===== Available data =====
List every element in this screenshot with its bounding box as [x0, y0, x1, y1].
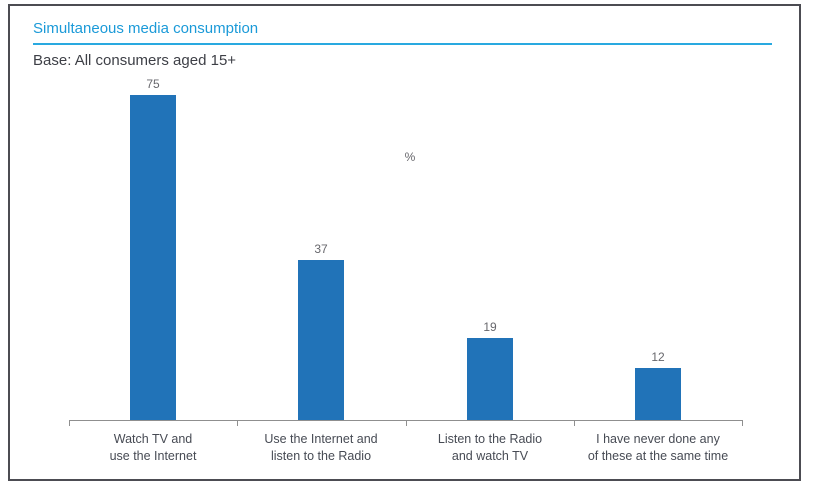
title-underline: [33, 43, 772, 45]
chart-title: Simultaneous media consumption: [33, 20, 259, 37]
base-note: Base: All consumers aged 15+: [33, 52, 237, 69]
chart-card: [8, 4, 801, 481]
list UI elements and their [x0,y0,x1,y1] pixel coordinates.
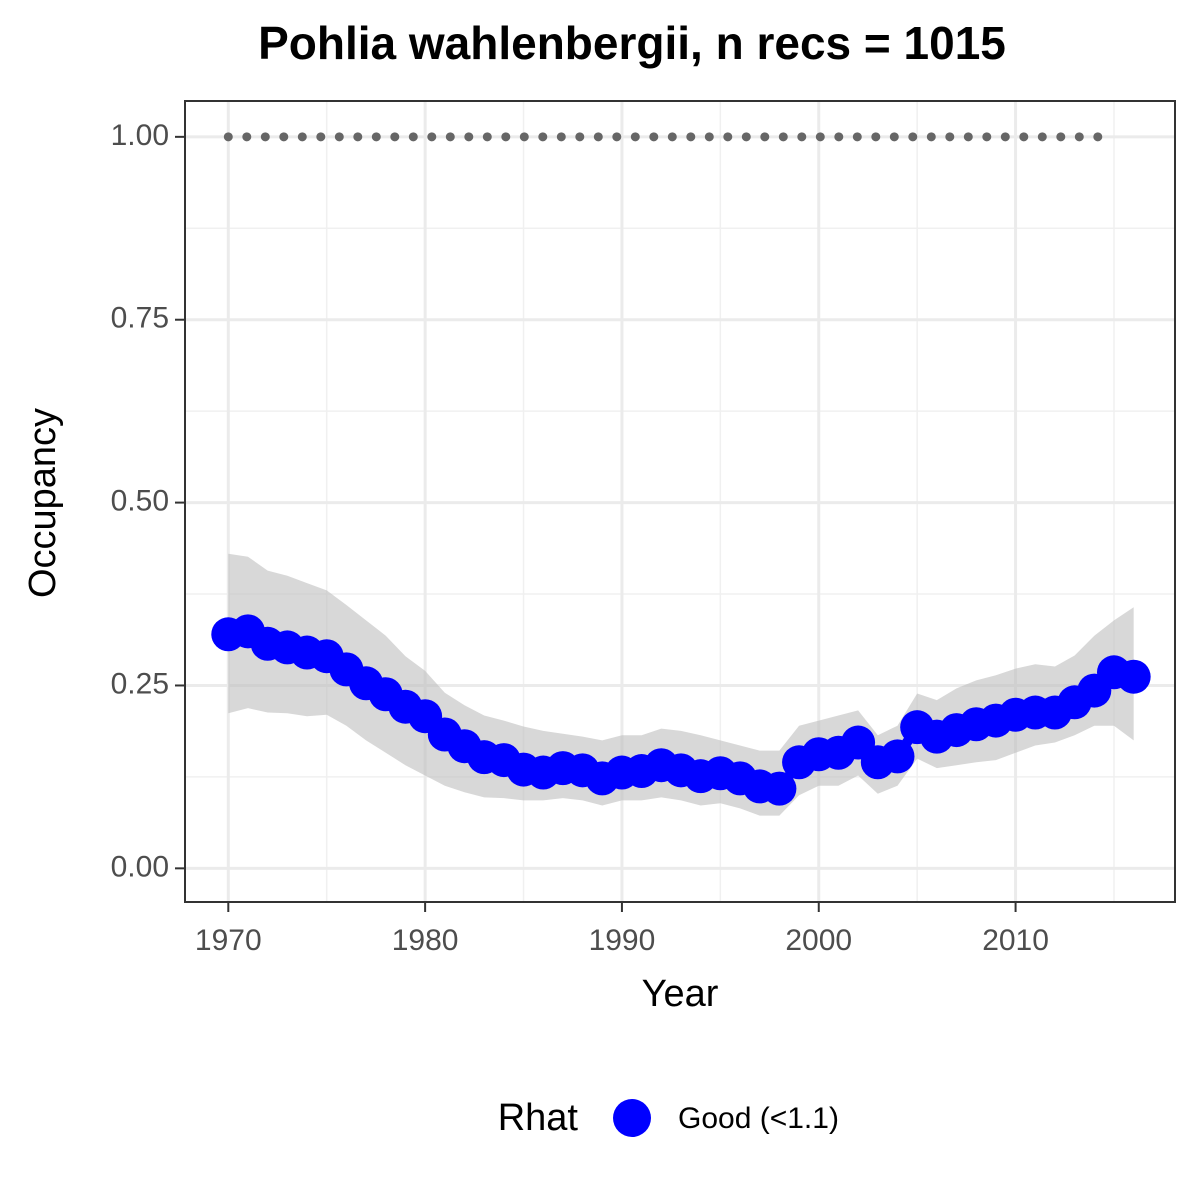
=====
Exercise details: Give the lines of the records above as a numbered list, skipping any blank lines and leaving the pictures out.

Complete response:
1. List every element in this screenshot with its bounding box as [x0, y0, x1, y1].
2. title-underline: [33, 43, 772, 45]
3. chart-title: Simultaneous media consumption: [33, 20, 259, 37]
4. base-note: Base: All consumers aged 15+: [33, 52, 237, 69]
5. chart-card: [8, 4, 801, 481]
6. list UI elements and their [x0,y0,x1,y1] pixel coordinates.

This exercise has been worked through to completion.